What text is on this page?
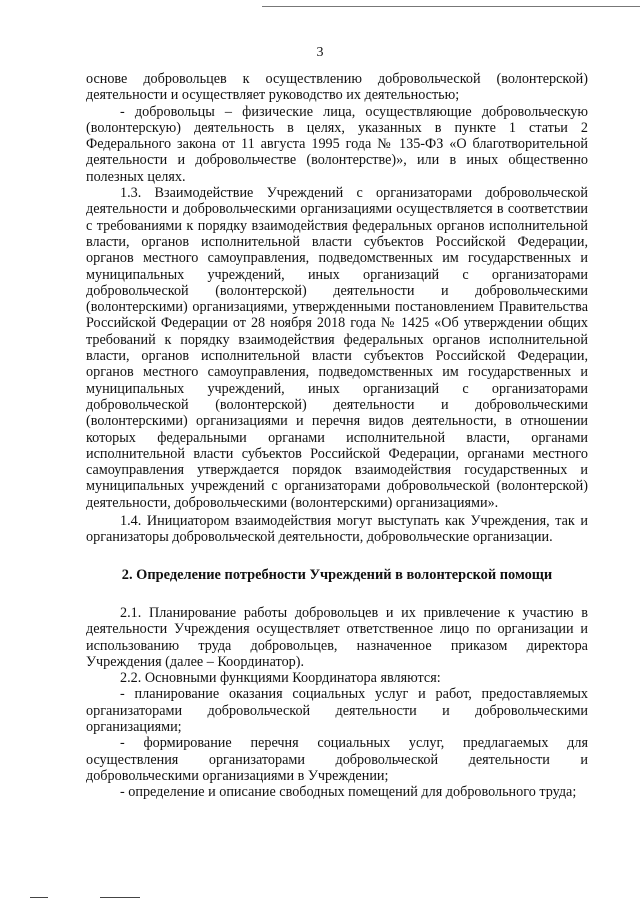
3

основе добровольцев к осуществлению добровольческой (волонтерской) деятельности и осуществляет руководство их деятельностью;

- добровольцы – физические лица, осуществляющие добровольческую (волонтерскую) деятельность в целях, указанных в пункте 1 статьи 2 Федерального закона от 11 августа 1995 года № 135-ФЗ «О благотворительной деятельности и добровольчестве (волонтерстве)», или в иных общественно полезных целях.

1.3. Взаимодействие Учреждений с организаторами добровольческой деятельности и добровольческими организациями осуществляется в соответствии с требованиями к порядку взаимодействия федеральных органов исполнительной власти, органов исполнительной власти субъектов Российской Федерации, органов местного самоуправления, подведомственных им государственных и муниципальных учреждений, иных организаций с организаторами добровольческой (волонтерской) деятельности и добровольческими (волонтерскими) организациями, утвержденными постановлением Правительства Российской Федерации от 28 ноября 2018 года № 1425 «Об утверждении общих требований к порядку взаимодействия федеральных органов исполнительной власти, органов исполнительной власти субъектов Российской Федерации, органов местного самоуправления, подведомственных им государственных и муниципальных учреждений, иных организаций с организаторами добровольческой (волонтерской) деятельности и добровольческими (волонтерскими) организациями и перечня видов деятельности, в отношении которых федеральными органами исполнительной власти, органами исполнительной власти субъектов Российской Федерации, органами местного самоуправления утверждается порядок взаимодействия государственных и муниципальных учреждений с организаторами добровольческой (волонтерской) деятельности, добровольческими (волонтерскими) организациями».

1.4. Инициатором взаимодействия могут выступать как Учреждения, так и организаторы добровольческой деятельности, добровольческие организации.

2. Определение потребности Учреждений в волонтерской помощи

2.1. Планирование работы добровольцев и их привлечение к участию в деятельности Учреждения осуществляет ответственное лицо по организации и использованию труда добровольцев, назначенное приказом директора Учреждения (далее – Координатор).

2.2. Основными функциями Координатора являются:

- планирование оказания социальных услуг и работ, предоставляемых организаторами добровольческой деятельности и добровольческими организациями;

- формирование перечня социальных услуг, предлагаемых для осуществления организаторами добровольческой деятельности и добровольческими организациями в Учреждении;

- определение и описание свободных помещений для добровольного труда;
========
**SET EXERCISE:** Among the lines above, how many contain the string "Учреждения"? State the number alone.

**FINAL RESULT:** 2